:: ESTRATTO PAGINA ::
--*--

Latina

Bolivia: gas lacrimogeno nelle Ande

La Bolivia si trova ancora alle prese con una grave
crisi politica, accentuata da una situazione parlamentare difficile e da
tafferugli. A migliaia sono scesi su La Paz tutta la settimana. Negli
inevitabili scontri i dimostranti indigeni lanciano dinamite, pietre e
bottiglie, mentre la polizia paramilitare spara lacrimogeni e pallottole di
gomma.
3 giugno 2005
Christian Parenti
Fonte: The Nation - Znet

Il problema di fondo è: chi controllerà le grandi riserve di gas
naturale della nazione, la cui produzione si è impennata a 53.3 trilioni di
litri dai 5.6 trilioni di litri prodotti nel 1999? La questione più seria è,
naturalmente, l'ostilità della maggioranza della popolazione indigena
altamente organizzata e politicizzata per la prospettiva di patire
attraverso un'altra generazione di dura miseria di alta quota.

Le ripetute proteste e i blocchi stradali attorno a La Paz si sono
verificati una settimana dopo che il congresso ha approvato una legge che
aumenta le tasse alle società petrolifere straniere che controllano la
ricchezza petrolifera della Bolivia da una privatizzazione indiscriminata
avvenuta nel 1996. Le società considerano la nuova legge fin troppo severa,
mentre la maggior parte della sinistra indigena sottovaluta la legge perché
troppo debole.

Parte dell'opposizione, guidata dal MAS (il Movimento al Socialismo) e
dal suo leader, Evo Morales, richiede il 50 percento delle royalty sorgenti
invece della combinazione prevista dalla nuova legge del 18 percento di
royalty e un 32 percento di tasse sui profitti di società più facilmente
nascosti. Il MAS richiede, inoltre, che si ricontratti risolutamente con le
società straniere e anche altri quattro emendamenti principali della nuova
legge. Tuttavia, molti settori del movimento popolare chiedono la
nazionalizzazione completa e un rovesciamento del governo.

Mentre sto scrivendo, la città di La Paz è sotto assedio per il terzo
giorno consecutivo - le due principali autostrade che la collegano al resto
del mondo sono chiuse da una serie di blocchi stradali dei contadini. Le
provviste nè entrano e né escono. L'aeroporto internazionale funziona solo
sporadicamente; è stato chiuso a causa di uno sciopero.

--*--

:: DATI FORNITI ::
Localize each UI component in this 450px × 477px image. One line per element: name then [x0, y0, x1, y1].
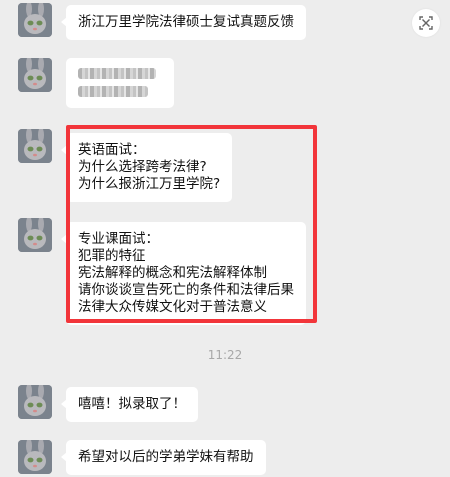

--*--

:: DETTAGLI ESERCIZIO ::
Riassumi in due frasi, per favore, l'articolo sulla crisi del gas in Bolivia.

:: RISULTATO ::
La Bolivia attraversa una grave crisi politica, con migliaia di manifestanti indigeni scesi su La Paz e scontri con la polizia, mentre il nodo di fondo è chi controllerà le grandi riserve di gas naturale del paese. Le proteste sono seguite a una legge che aumenta le tasse alle società petrolifere straniere, giudicata troppo severa dalle società e troppo debole da gran parte della sinistra indigena, e i blocchi stradali dei contadini tengono La Paz sotto assedio.